Begin RECORDS FOR THE EXERCISE

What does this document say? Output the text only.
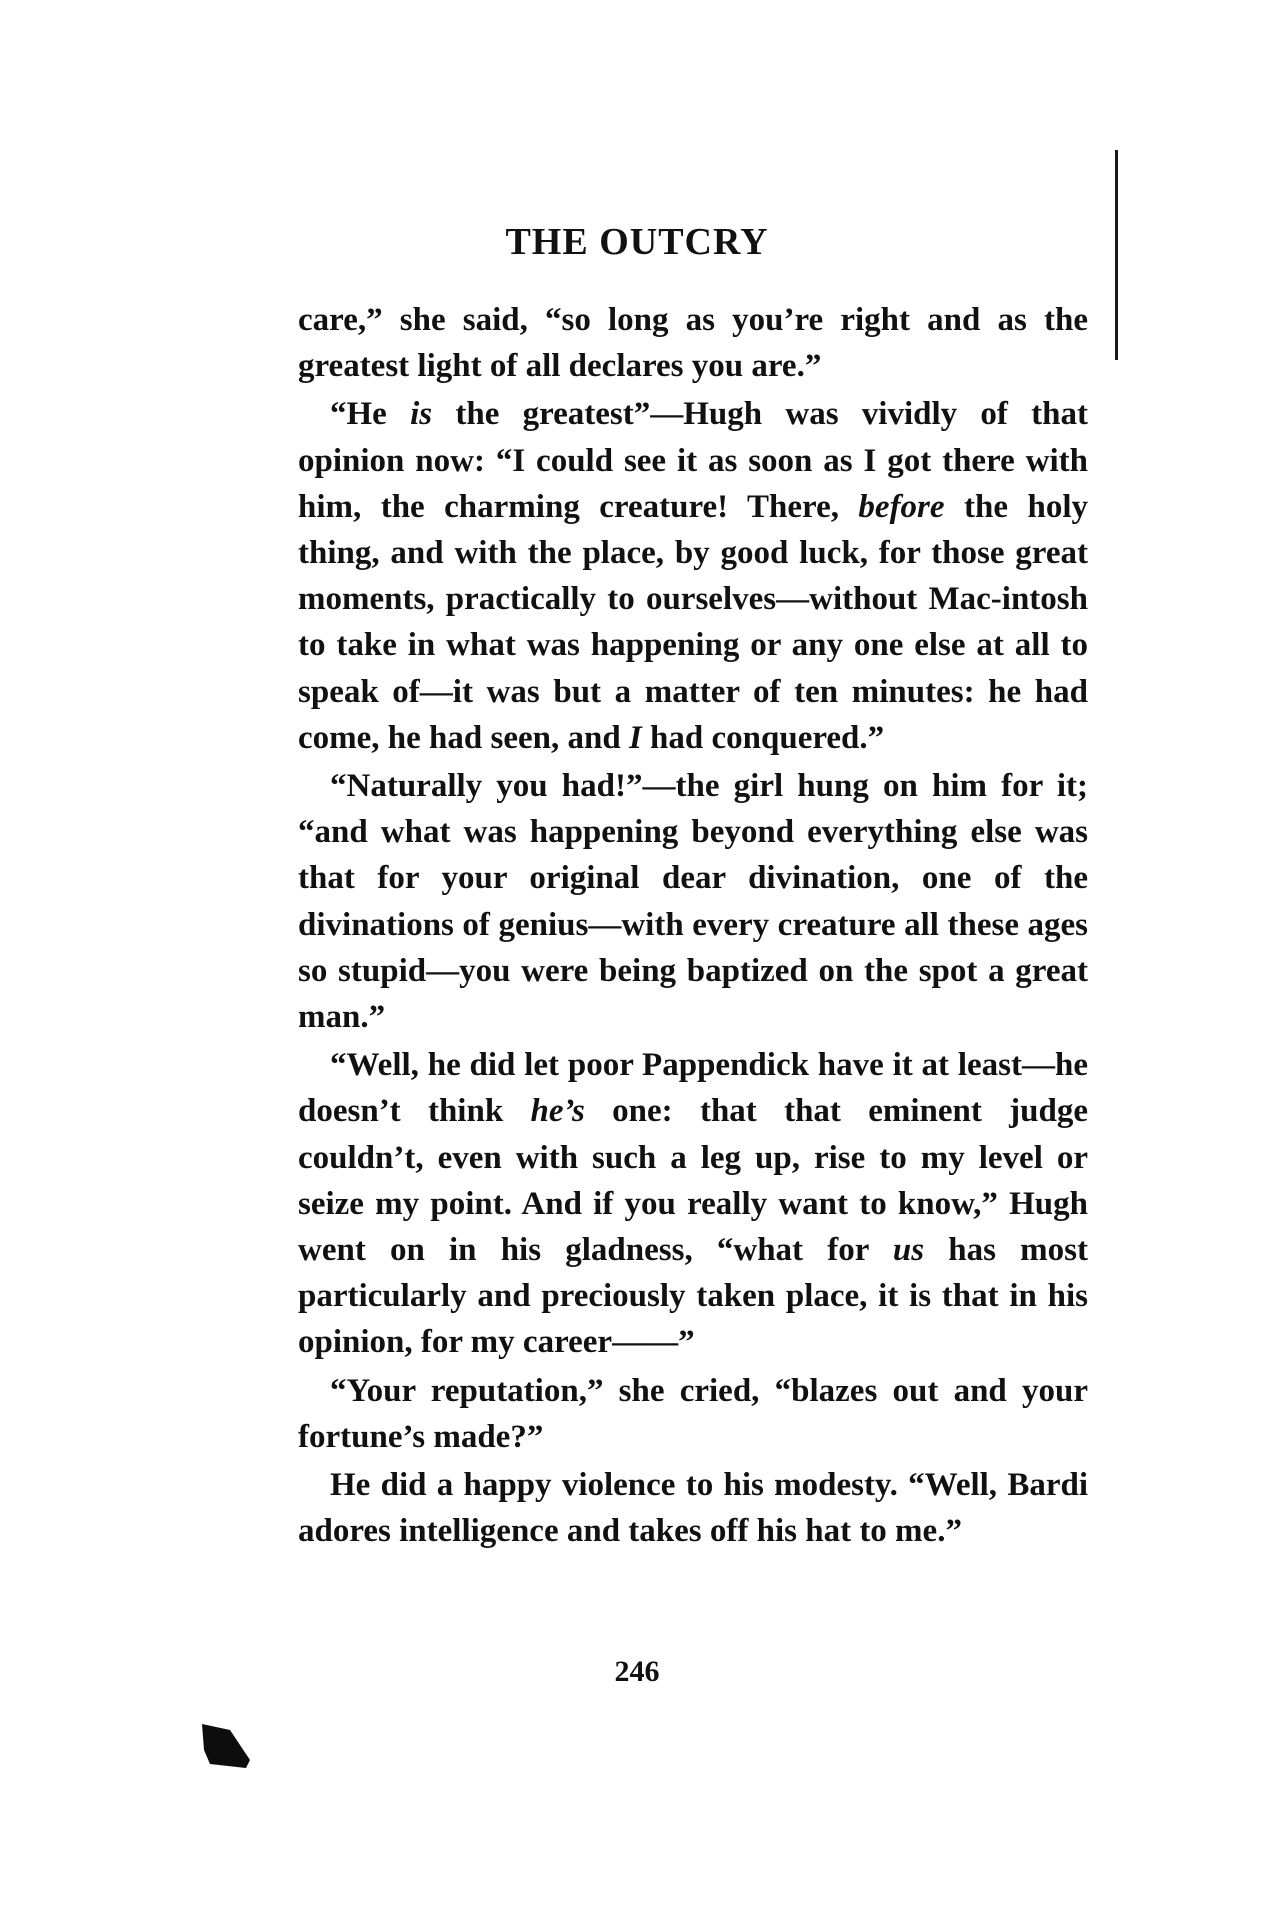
THE OUTCRY

care,” she said, “so long as you’re right and as the greatest light of all declares you are.”

“He is the greatest”—Hugh was vividly of that opinion now: “I could see it as soon as I got there with him, the charming creature! There, before the holy thing, and with the place, by good luck, for those great moments, practically to ourselves—without Mac-intosh to take in what was happening or any one else at all to speak of—it was but a matter of ten minutes: he had come, he had seen, and I had conquered.”

“Naturally you had!”—the girl hung on him for it; “and what was happening beyond everything else was that for your original dear divination, one of the divinations of genius—with every creature all these ages so stupid—you were being baptized on the spot a great man.”

“Well, he did let poor Pappendick have it at least—he doesn’t think he’s one: that that eminent judge couldn’t, even with such a leg up, rise to my level or seize my point. And if you really want to know,” Hugh went on in his gladness, “what for us has most particularly and preciously taken place, it is that in his opinion, for my career——”

“Your reputation,” she cried, “blazes out and your fortune’s made?”

He did a happy violence to his modesty. “Well, Bardi adores intelligence and takes off his hat to me.”

246
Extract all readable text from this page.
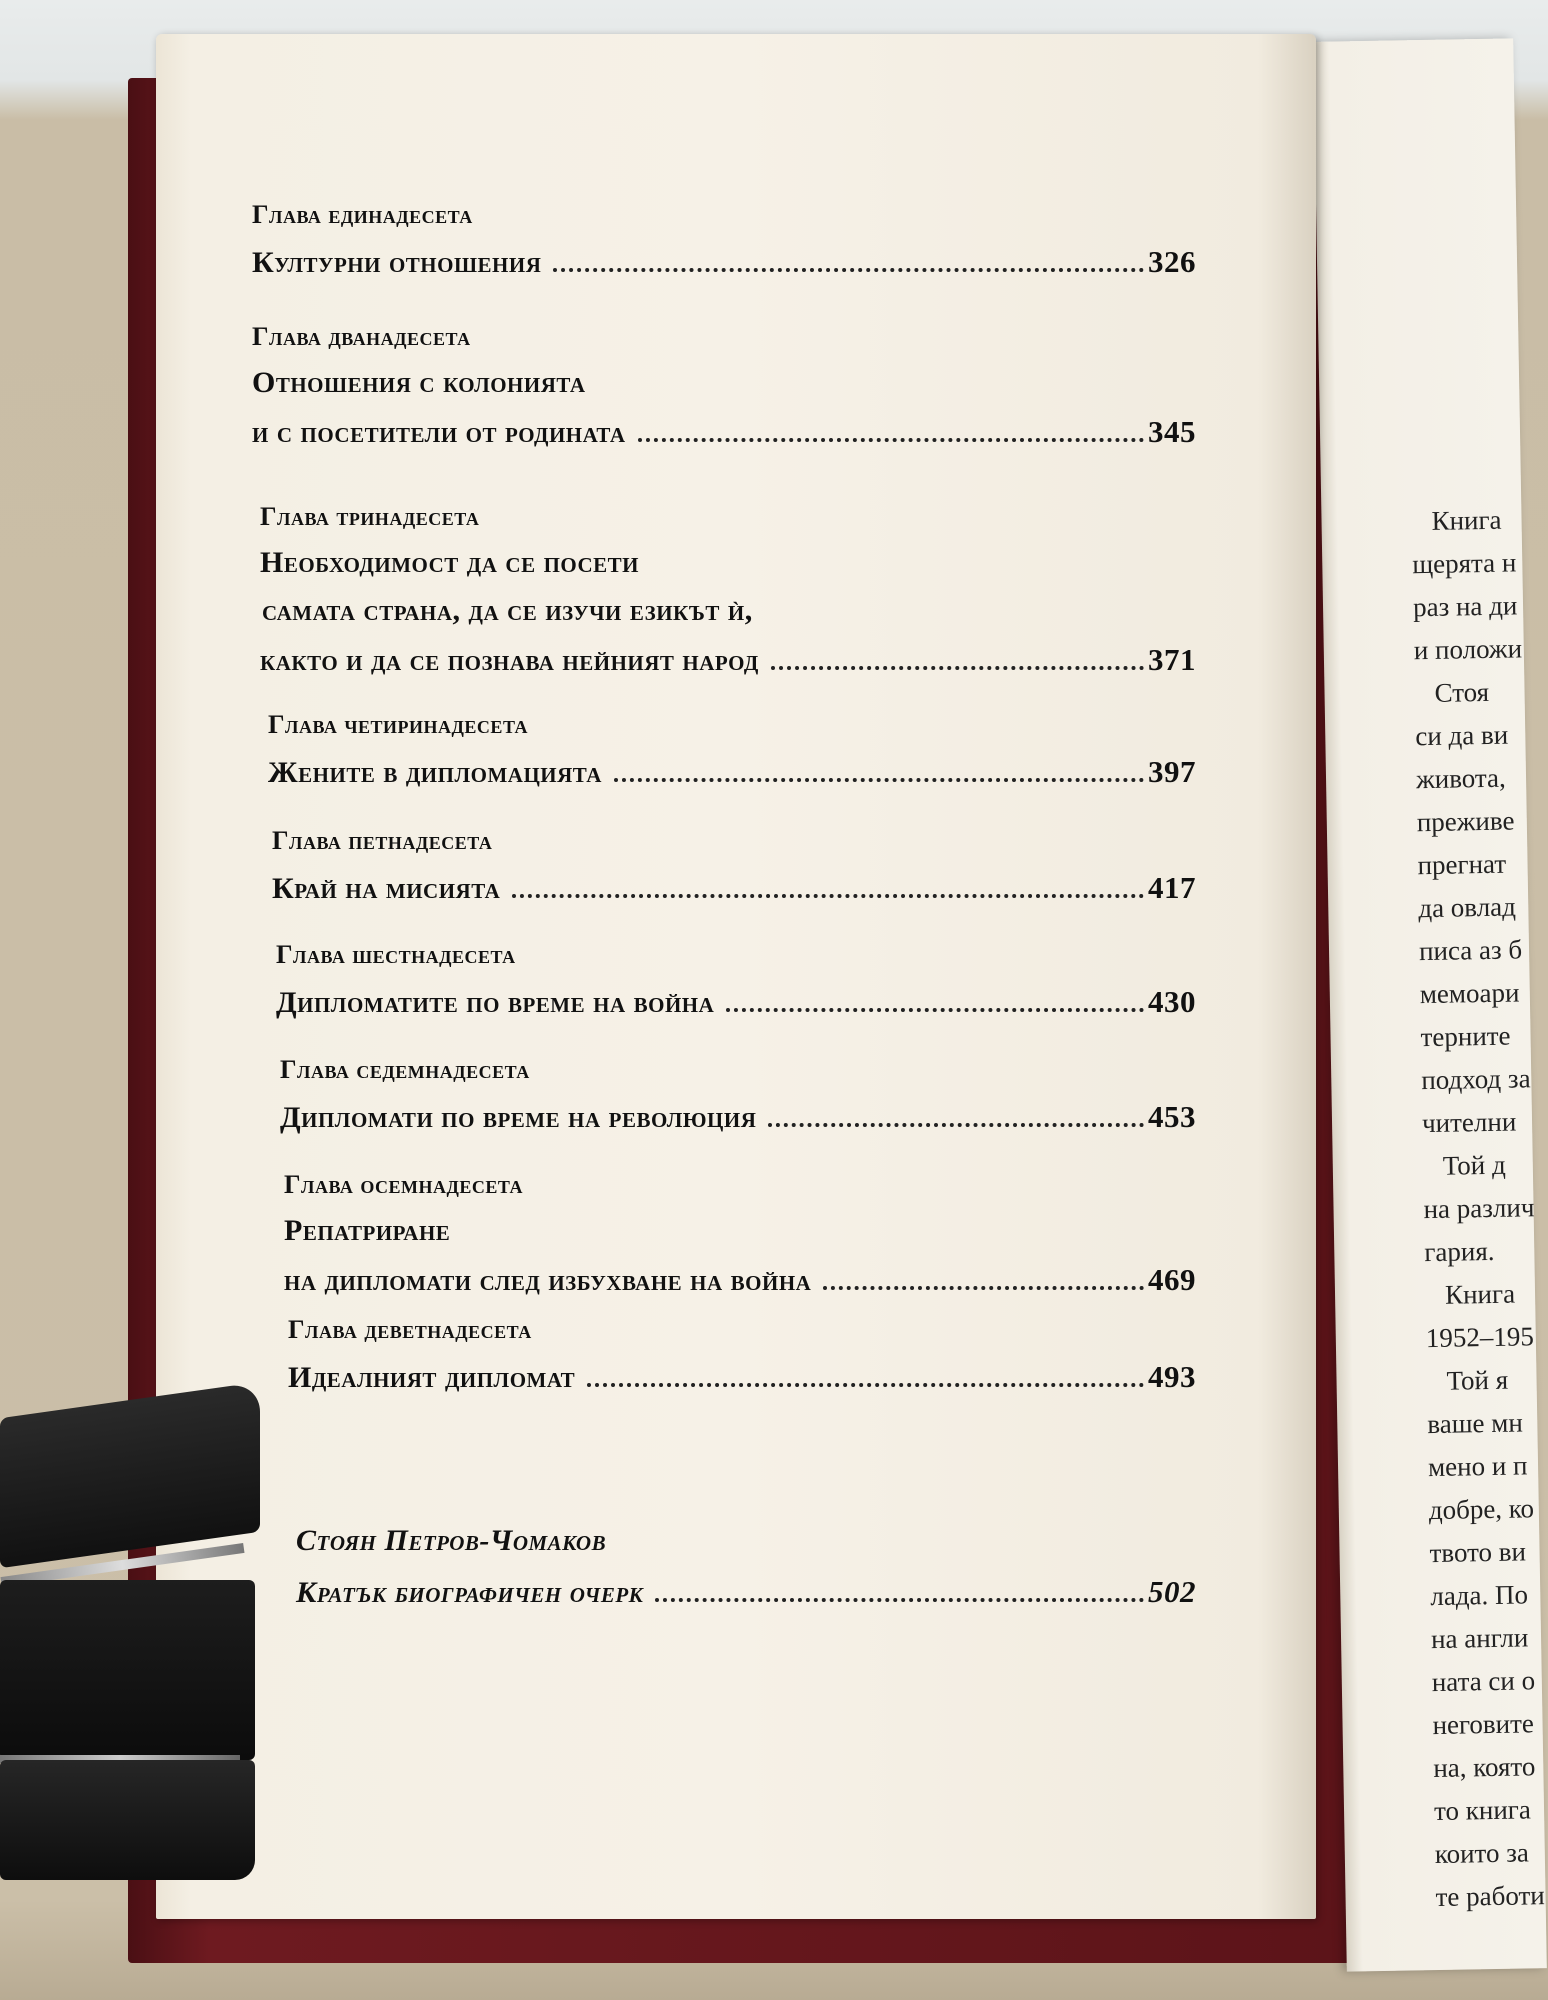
Книга
щерята н
раз на ди
и положи
Стоя
си да ви
живота,
преживе
прегнат
да овлад
писа аз б
мемоари
терните
подход за
чителни
Той д
на различ
гария.
Книга
1952–195
Той я
ваше мн
мено и п
добре, ко
твото ви
лада. По
на англи
ната си о
неговите
на, която
то книга
които за
те работи
Глава единадесета
Културни отношения	326
Глава дванадесета
Отношения с колонията
и с посетители от родината	345
Глава тринадесета
Необходимост да се посети
самата страна, да се изучи езикът ѝ,
както и да се познава нейният народ	371
Глава четиринадесета
Жените в дипломацията	397
Глава петнадесета
Край на мисията	417
Глава шестнадесета
Дипломатите по време на война	430
Глава седемнадесета
Дипломати по време на революция	453
Глава осемнадесета
Репатриране
на дипломати след избухване на война	469
Глава деветнадесета
Идеалният дипломат	493
Стоян Петров-Чомаков
Кратък биографичен очерк	502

End RECORDS FOR THE EXERCISE

-- WHAT IS BEING ASKED --
Pictures are excluded; copy all other data exactly as shown.

-- THE OUTPUT --
What does this document say? Output the text only.
THE OUTCRY

care,” she said, “so long as you’re right and as the greatest light of all declares you are.”

“He is the greatest”—Hugh was vividly of that opinion now: “I could see it as soon as I got there with him, the charming creature! There, before the holy thing, and with the place, by good luck, for those great moments, practically to ourselves—without Mac-intosh to take in what was happening or any one else at all to speak of—it was but a matter of ten minutes: he had come, he had seen, and I had conquered.”

“Naturally you had!”—the girl hung on him for it; “and what was happening beyond everything else was that for your original dear divination, one of the divinations of genius—with every creature all these ages so stupid—you were being baptized on the spot a great man.”

“Well, he did let poor Pappendick have it at least—he doesn’t think he’s one: that that eminent judge couldn’t, even with such a leg up, rise to my level or seize my point. And if you really want to know,” Hugh went on in his gladness, “what for us has most particularly and preciously taken place, it is that in his opinion, for my career——”

“Your reputation,” she cried, “blazes out and your fortune’s made?”

He did a happy violence to his modesty. “Well, Bardi adores intelligence and takes off his hat to me.”

246
Extract all readable text from this page.
Книга
щерята н
раз на ди
и положи
Стоя
си да ви
живота,
преживе
прегнат
да овлад
писа аз б
мемоари
терните
подход за
чителни
Той д
на различ
гария.
Книга
1952–195
Той я
ваше мн
мено и п
добре, ко
твото ви
лада. По
на англи
ната си о
неговите
на, която
то книга
които за
те работи
Глава единадесета
Културни отношения	326
Глава дванадесета
Отношения с колонията
и с посетители от родината	345
Глава тринадесета
Необходимост да се посети
самата страна, да се изучи езикът ѝ,
както и да се познава нейният народ	371
Глава четиринадесета
Жените в дипломацията	397
Глава петнадесета
Край на мисията	417
Глава шестнадесета
Дипломатите по време на война	430
Глава седемнадесета
Дипломати по време на революция	453
Глава осемнадесета
Репатриране
на дипломати след избухване на война	469
Глава деветнадесета
Идеалният дипломат	493
Стоян Петров-Чомаков
Кратък биографичен очерк	502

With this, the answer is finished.